TASK TO CARRY OUT
Copy each line that holds "marker".

• • •

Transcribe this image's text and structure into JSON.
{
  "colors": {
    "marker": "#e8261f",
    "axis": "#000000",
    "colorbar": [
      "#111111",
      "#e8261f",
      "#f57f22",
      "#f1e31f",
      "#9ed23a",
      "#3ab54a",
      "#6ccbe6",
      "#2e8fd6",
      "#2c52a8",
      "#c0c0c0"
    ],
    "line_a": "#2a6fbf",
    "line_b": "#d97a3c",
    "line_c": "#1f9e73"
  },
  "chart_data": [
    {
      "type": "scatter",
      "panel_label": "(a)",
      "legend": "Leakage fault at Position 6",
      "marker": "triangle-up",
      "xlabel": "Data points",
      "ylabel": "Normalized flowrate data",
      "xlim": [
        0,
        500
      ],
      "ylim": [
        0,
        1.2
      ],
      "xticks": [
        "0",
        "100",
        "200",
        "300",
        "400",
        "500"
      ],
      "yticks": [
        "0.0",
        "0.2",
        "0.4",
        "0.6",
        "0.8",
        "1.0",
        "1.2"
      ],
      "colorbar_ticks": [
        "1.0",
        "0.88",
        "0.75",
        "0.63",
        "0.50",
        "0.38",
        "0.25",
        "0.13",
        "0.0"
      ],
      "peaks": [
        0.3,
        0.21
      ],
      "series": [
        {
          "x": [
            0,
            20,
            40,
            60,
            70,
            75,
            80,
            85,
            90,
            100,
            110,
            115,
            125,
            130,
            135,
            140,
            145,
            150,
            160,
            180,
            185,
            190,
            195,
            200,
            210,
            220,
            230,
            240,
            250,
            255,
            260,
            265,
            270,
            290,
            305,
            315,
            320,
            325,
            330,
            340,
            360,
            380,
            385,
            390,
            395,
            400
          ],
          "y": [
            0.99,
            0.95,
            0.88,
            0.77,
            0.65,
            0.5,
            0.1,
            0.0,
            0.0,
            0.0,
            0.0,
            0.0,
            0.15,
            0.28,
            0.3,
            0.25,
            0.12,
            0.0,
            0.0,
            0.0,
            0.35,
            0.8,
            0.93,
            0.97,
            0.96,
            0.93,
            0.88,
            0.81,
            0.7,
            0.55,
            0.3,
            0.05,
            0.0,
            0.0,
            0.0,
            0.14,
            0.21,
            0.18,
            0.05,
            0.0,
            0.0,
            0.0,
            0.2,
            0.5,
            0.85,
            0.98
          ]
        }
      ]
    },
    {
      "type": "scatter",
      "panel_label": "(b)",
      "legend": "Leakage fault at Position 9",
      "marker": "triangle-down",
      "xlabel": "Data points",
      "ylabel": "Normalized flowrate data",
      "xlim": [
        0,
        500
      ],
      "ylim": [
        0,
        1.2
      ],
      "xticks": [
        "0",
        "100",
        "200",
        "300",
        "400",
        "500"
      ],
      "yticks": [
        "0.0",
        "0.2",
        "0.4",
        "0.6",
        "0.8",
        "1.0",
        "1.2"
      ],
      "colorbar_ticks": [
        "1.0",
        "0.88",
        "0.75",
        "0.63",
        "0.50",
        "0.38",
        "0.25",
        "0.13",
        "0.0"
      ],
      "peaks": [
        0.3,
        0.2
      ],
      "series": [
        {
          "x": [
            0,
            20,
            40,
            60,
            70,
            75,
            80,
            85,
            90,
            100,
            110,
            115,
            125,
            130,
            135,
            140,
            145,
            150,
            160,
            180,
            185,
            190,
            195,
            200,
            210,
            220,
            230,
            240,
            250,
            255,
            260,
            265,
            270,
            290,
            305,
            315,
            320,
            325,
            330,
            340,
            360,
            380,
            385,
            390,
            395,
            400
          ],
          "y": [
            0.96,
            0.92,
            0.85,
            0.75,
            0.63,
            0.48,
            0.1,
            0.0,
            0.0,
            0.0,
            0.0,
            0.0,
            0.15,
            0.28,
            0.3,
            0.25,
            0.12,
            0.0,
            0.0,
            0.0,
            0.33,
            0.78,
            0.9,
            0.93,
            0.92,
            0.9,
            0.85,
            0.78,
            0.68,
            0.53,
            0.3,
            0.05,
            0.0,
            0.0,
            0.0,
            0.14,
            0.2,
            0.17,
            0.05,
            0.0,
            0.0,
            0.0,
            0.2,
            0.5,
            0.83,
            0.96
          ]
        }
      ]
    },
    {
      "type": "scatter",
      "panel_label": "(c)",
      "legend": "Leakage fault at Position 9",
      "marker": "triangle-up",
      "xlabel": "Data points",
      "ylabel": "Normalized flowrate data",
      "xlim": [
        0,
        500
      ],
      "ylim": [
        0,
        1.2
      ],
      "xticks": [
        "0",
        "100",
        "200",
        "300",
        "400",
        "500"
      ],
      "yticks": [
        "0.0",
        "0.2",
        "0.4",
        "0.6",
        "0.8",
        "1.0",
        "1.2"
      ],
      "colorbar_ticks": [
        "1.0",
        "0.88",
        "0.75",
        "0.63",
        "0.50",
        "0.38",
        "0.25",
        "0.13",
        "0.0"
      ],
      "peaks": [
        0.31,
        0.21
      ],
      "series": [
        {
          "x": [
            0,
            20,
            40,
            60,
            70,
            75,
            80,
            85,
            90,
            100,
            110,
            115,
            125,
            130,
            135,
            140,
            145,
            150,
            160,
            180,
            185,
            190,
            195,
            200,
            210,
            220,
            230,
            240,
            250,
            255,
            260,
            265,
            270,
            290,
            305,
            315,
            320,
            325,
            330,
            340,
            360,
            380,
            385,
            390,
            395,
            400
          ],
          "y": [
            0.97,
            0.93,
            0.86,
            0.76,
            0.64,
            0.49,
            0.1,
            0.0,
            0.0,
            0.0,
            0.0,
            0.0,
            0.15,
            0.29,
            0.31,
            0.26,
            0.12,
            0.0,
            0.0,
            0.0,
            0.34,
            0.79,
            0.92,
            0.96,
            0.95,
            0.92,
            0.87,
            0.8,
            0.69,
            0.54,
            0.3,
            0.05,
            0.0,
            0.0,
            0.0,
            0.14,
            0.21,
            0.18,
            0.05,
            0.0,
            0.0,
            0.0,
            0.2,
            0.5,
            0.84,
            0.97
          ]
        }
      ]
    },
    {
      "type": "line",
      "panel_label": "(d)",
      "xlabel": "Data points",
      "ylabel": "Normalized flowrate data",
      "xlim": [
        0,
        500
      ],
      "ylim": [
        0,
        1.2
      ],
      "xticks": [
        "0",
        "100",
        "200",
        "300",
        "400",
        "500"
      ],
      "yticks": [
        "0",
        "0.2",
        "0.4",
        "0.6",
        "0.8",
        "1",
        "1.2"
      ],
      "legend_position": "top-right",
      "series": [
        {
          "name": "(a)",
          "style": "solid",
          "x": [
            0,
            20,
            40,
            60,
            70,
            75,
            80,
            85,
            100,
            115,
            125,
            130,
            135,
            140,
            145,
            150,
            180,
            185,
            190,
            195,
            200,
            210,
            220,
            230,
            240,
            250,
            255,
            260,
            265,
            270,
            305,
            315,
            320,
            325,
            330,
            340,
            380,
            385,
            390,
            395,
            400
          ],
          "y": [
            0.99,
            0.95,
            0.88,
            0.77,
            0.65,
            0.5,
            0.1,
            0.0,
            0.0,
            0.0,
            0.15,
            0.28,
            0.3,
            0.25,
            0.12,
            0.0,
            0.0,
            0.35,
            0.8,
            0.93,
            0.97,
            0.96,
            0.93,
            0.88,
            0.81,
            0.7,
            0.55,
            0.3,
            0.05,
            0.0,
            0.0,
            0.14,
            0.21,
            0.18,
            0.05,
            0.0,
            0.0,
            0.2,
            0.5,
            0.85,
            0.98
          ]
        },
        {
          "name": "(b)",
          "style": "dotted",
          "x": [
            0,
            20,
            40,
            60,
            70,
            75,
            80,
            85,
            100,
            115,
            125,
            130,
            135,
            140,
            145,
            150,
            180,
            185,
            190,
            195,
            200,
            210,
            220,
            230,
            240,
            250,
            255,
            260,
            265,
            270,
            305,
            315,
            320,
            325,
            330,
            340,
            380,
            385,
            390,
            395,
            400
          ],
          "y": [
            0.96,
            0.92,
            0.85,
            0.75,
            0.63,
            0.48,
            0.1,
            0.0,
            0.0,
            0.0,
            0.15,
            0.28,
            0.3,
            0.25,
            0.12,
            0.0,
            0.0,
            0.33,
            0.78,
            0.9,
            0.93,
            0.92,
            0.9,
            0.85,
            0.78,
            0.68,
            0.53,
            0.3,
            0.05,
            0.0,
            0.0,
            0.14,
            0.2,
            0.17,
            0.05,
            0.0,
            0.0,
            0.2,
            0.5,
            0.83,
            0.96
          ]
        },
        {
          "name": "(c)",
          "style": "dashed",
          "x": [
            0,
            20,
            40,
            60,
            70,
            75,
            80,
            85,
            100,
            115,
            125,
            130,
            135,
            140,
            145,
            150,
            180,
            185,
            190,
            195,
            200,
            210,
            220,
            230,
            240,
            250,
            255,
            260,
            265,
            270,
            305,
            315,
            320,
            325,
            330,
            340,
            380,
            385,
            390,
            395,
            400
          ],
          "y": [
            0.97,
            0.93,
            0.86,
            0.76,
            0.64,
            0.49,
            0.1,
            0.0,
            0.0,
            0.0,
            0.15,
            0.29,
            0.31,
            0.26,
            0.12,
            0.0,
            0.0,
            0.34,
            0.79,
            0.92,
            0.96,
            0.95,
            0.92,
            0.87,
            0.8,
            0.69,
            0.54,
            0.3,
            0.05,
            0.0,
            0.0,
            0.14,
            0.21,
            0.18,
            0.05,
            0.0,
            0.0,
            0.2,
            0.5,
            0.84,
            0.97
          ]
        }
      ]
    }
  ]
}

• • •

THE RESULT
    "marker": "#e8261f",
      "marker": "triangle-up",
      "marker": "triangle-down",
      "marker": "triangle-up",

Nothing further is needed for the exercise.